* **DOCUMENT SECTION**:

——————————

Transfer Learning: Leverages transfer learning to adapt models to specific experimental conditions, improving prediction accuracy for challenging datasets.

Spectrum Feature Analysis

Unlike traditional rescoring approaches, quantms-rescoring incorporates advanced spectrum quality metrics:

Signal-to-Noise Ratio (SNR): Calculates the ratio of maximum intensity to background noise, providing a robust measure of spectrum quality.
Spectral Entropy: Quantifies the uniformity of peak distribution, helping to distinguish between high and low-quality spectra.
TIC Distribution Analysis: Analyzes the distribution of Total Ion Current across peaks, identifying spectra with concentrated signal in top peaks.
Weighted m/z Standard Deviation: Estimates spectral complexity by calculating the intensity-weighted standard deviation of m/z values.

SAGE Feature Integration

Seamless Integration: Incorporates additional features from SAGE (Spectrum Agnostic Generation of Embeddings) into the rescoring pipeline.
Feature Validation: Ensures all features are properly validated and formatted for compatibility with OpenMS and downstream tools.

Advantages Over Existing Tools

Compared to MS2PIP: Adds automatic model selection, validation, features calculations and tolerance optimization, eliminating the need for manual parameter tuning.
Compared to DeepLC: Provides automatic model selection between pretrained and retrained models, with per-run calibration for improved accuracy.
Compared to MS2Rescore: Integrates a broader range of MS2 prediction models, including AlphaPeptDeep, and supports fine-tuning to generate project-specific models. It provides a richer feature set encompassing spectrum quality metrics, tighter integration with OpenMS, and more robust support for diverse fragmentation methods and MS levels.
Compared to AlphaPeptDeep: Seamlessly integrates into the quantms workflow and natively supports the quantms identification results format. It introduces automatic model selection and validation, delivers an expanded feature set, and offers improved handling of different fragmentation methods and MS levels.

Technical Implementation Details

Model Selection and Optimization

MS2PIP Model Selection:
- Automatically evaluate the quality of the MS2PIP model selected by the user. If the correlation between predicted and experimental spectra is lower than a given threshold, we will try to find the best model to use (annotator.py). For example, if the user provides as model parameter HCD for a CI experiment, the tool will try to find the best model for this experiment within the CID models available.

——————————

* **DATASET EXTRACT**:
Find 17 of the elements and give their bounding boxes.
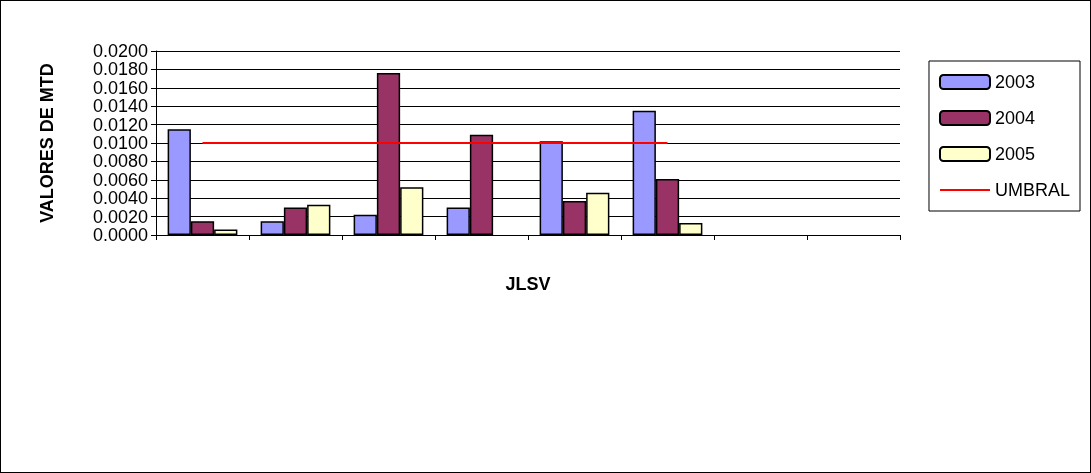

——————————

* **TASK LIST**:
a: Quote the rescoring tool description word for word, starting with "Technical Implementation Details" and going on through "CID models available.".
b: Write what comes next in the rescoring tool description, picking up after its final sentence.

* **OUTPUTS BY TASK**:
a:
Technical Implementation Details

Model Selection and Optimization

MS2PIP Model Selection:
- Automatically evaluate the quality of the MS2PIP model selected by the user. If the correlation between predicted and experimental spectra is lower than a given threshold, we will try to find the best model to use (annotator.py). For example, if the user provides as model parameter HCD for a CI experiment, the tool will try to find the best model for this experiment within the CID models available.

b:
- If the ms_tolerance is to restrictive for the data (e.g. 0.05 Da for a 0.5 Da dataset), the tool will try to find the annotated tolerances in the idXML file and use the best model for this tolerance.
AlphaPeptDeep Model:
- Automatically evaluate the quality of the AlphaPeptDeep model weight passed by the user. If the correlation between predicted and experimental spectra is lower than a given threshold, we will skip MS2 features generation to avoid potential erroneous results.
- When enabling transfer_learning, the tool will try to fine-tune the AlphaPeptDeep model on the given idXML and mzML files and compare it with the pretrained model, finally using the best model based on similarity metrics.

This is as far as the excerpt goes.